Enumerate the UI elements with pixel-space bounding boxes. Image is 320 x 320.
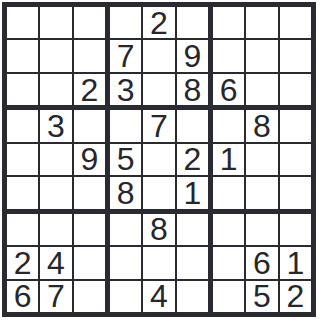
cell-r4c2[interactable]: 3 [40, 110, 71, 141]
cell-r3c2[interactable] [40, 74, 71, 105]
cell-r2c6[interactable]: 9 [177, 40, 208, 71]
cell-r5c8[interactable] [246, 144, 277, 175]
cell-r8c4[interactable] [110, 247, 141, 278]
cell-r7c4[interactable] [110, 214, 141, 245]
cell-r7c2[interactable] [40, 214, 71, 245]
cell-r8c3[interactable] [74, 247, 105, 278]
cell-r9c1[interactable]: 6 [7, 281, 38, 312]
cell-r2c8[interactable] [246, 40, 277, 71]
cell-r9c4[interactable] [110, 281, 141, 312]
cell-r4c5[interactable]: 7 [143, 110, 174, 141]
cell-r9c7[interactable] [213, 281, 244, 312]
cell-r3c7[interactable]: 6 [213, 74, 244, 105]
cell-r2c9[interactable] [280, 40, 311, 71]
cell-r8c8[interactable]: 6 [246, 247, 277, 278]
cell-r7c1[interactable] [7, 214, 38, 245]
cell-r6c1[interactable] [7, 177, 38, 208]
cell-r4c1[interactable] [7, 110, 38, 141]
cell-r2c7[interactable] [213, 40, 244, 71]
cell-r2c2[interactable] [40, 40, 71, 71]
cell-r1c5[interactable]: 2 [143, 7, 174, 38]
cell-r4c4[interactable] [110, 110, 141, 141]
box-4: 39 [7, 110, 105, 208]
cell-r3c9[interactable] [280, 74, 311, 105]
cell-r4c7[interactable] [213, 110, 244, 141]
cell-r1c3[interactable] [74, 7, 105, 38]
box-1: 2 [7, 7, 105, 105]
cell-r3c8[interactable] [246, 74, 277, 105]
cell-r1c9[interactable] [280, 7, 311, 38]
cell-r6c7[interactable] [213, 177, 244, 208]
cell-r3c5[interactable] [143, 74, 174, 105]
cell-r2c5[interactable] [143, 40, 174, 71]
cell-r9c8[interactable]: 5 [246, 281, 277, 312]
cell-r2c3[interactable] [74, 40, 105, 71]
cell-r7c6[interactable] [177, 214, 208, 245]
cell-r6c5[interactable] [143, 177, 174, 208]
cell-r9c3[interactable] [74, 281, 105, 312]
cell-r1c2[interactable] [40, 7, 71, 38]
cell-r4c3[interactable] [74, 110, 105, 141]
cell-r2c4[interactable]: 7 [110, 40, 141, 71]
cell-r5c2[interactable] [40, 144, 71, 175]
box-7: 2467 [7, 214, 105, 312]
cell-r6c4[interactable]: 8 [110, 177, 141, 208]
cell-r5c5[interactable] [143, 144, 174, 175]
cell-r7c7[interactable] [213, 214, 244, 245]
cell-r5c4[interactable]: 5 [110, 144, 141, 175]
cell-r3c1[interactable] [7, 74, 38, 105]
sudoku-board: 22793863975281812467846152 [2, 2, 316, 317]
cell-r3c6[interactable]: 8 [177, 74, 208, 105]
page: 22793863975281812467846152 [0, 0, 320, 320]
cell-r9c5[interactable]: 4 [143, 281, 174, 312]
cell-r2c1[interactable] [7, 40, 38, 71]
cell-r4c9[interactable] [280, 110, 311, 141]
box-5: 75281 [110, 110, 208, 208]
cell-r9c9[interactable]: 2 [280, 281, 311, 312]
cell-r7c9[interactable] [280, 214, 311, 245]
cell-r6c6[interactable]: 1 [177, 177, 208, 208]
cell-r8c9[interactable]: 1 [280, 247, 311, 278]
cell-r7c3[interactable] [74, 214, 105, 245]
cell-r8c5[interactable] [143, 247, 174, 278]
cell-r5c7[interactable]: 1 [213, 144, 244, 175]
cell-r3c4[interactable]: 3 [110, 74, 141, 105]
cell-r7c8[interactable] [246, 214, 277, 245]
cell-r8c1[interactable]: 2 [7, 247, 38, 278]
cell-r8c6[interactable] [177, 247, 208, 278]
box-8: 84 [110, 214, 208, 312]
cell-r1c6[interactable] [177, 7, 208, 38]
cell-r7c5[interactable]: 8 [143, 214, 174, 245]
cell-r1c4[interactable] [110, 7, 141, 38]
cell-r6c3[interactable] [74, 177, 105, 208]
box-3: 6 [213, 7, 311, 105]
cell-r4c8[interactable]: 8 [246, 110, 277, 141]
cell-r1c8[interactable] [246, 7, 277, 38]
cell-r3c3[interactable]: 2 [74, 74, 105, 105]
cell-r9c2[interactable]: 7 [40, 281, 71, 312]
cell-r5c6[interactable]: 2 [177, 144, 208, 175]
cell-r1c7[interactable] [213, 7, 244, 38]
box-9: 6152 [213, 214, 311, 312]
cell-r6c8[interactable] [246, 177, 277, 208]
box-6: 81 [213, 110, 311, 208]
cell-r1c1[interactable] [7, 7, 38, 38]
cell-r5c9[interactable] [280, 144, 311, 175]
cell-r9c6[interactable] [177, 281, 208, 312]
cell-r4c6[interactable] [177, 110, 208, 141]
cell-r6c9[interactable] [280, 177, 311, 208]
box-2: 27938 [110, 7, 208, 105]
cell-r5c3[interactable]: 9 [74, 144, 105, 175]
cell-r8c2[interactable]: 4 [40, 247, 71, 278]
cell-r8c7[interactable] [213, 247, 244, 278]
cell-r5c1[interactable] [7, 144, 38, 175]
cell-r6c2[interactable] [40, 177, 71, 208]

**What is needed:**
Extract every line of the material above verbatim, omitting the pictures.

**Task answer:**
Enumerate the UI elements with pixel-space bounding boxes. Image is 320 x 320.
cell-r4c2[interactable]: 3 [40, 110, 71, 141]
cell-r3c2[interactable] [40, 74, 71, 105]
cell-r2c6[interactable]: 9 [177, 40, 208, 71]
cell-r5c8[interactable] [246, 144, 277, 175]
cell-r8c4[interactable] [110, 247, 141, 278]
cell-r7c4[interactable] [110, 214, 141, 245]
cell-r7c2[interactable] [40, 214, 71, 245]
cell-r8c3[interactable] [74, 247, 105, 278]
cell-r9c1[interactable]: 6 [7, 281, 38, 312]
cell-r2c8[interactable] [246, 40, 277, 71]
cell-r9c4[interactable] [110, 281, 141, 312]
cell-r4c5[interactable]: 7 [143, 110, 174, 141]
cell-r9c7[interactable] [213, 281, 244, 312]
cell-r3c7[interactable]: 6 [213, 74, 244, 105]
cell-r2c9[interactable] [280, 40, 311, 71]
cell-r8c8[interactable]: 6 [246, 247, 277, 278]
cell-r7c1[interactable] [7, 214, 38, 245]
cell-r6c1[interactable] [7, 177, 38, 208]
cell-r4c1[interactable] [7, 110, 38, 141]
cell-r2c7[interactable] [213, 40, 244, 71]
cell-r2c2[interactable] [40, 40, 71, 71]
cell-r1c5[interactable]: 2 [143, 7, 174, 38]
cell-r4c4[interactable] [110, 110, 141, 141]
box-4: 39 [7, 110, 105, 208]
cell-r3c9[interactable] [280, 74, 311, 105]
cell-r4c7[interactable] [213, 110, 244, 141]
cell-r1c3[interactable] [74, 7, 105, 38]
box-1: 2 [7, 7, 105, 105]
cell-r3c8[interactable] [246, 74, 277, 105]
cell-r1c9[interactable] [280, 7, 311, 38]
cell-r6c7[interactable] [213, 177, 244, 208]
cell-r3c5[interactable] [143, 74, 174, 105]
cell-r2c5[interactable] [143, 40, 174, 71]
cell-r9c8[interactable]: 5 [246, 281, 277, 312]
cell-r2c3[interactable] [74, 40, 105, 71]
cell-r7c6[interactable] [177, 214, 208, 245]
cell-r6c5[interactable] [143, 177, 174, 208]
cell-r9c3[interactable] [74, 281, 105, 312]
cell-r1c2[interactable] [40, 7, 71, 38]
cell-r4c3[interactable] [74, 110, 105, 141]
cell-r2c4[interactable]: 7 [110, 40, 141, 71]
cell-r5c2[interactable] [40, 144, 71, 175]
box-7: 2467 [7, 214, 105, 312]
cell-r6c4[interactable]: 8 [110, 177, 141, 208]
cell-r5c5[interactable] [143, 144, 174, 175]
cell-r7c7[interactable] [213, 214, 244, 245]
cell-r5c4[interactable]: 5 [110, 144, 141, 175]
cell-r3c1[interactable] [7, 74, 38, 105]
sudoku-board: 22793863975281812467846152 [2, 2, 316, 317]
cell-r3c6[interactable]: 8 [177, 74, 208, 105]
page: 22793863975281812467846152 [0, 0, 320, 320]
cell-r9c5[interactable]: 4 [143, 281, 174, 312]
cell-r2c1[interactable] [7, 40, 38, 71]
cell-r4c9[interactable] [280, 110, 311, 141]
box-5: 75281 [110, 110, 208, 208]
cell-r9c9[interactable]: 2 [280, 281, 311, 312]
cell-r7c9[interactable] [280, 214, 311, 245]
cell-r6c6[interactable]: 1 [177, 177, 208, 208]
cell-r8c9[interactable]: 1 [280, 247, 311, 278]
cell-r7c3[interactable] [74, 214, 105, 245]
cell-r8c5[interactable] [143, 247, 174, 278]
cell-r5c7[interactable]: 1 [213, 144, 244, 175]
cell-r3c4[interactable]: 3 [110, 74, 141, 105]
cell-r7c8[interactable] [246, 214, 277, 245]
cell-r8c1[interactable]: 2 [7, 247, 38, 278]
cell-r8c6[interactable] [177, 247, 208, 278]
box-8: 84 [110, 214, 208, 312]
cell-r1c6[interactable] [177, 7, 208, 38]
cell-r7c5[interactable]: 8 [143, 214, 174, 245]
cell-r1c4[interactable] [110, 7, 141, 38]
cell-r6c3[interactable] [74, 177, 105, 208]
box-3: 6 [213, 7, 311, 105]
cell-r4c8[interactable]: 8 [246, 110, 277, 141]
cell-r1c8[interactable] [246, 7, 277, 38]
cell-r3c3[interactable]: 2 [74, 74, 105, 105]
cell-r9c2[interactable]: 7 [40, 281, 71, 312]
cell-r5c6[interactable]: 2 [177, 144, 208, 175]
cell-r1c7[interactable] [213, 7, 244, 38]
box-9: 6152 [213, 214, 311, 312]
cell-r6c8[interactable] [246, 177, 277, 208]
box-6: 81 [213, 110, 311, 208]
cell-r1c1[interactable] [7, 7, 38, 38]
cell-r5c9[interactable] [280, 144, 311, 175]
cell-r9c6[interactable] [177, 281, 208, 312]
cell-r4c6[interactable] [177, 110, 208, 141]
cell-r6c9[interactable] [280, 177, 311, 208]
box-2: 27938 [110, 7, 208, 105]
cell-r5c3[interactable]: 9 [74, 144, 105, 175]
cell-r8c2[interactable]: 4 [40, 247, 71, 278]
cell-r8c7[interactable] [213, 247, 244, 278]
cell-r5c1[interactable] [7, 144, 38, 175]
cell-r6c2[interactable] [40, 177, 71, 208]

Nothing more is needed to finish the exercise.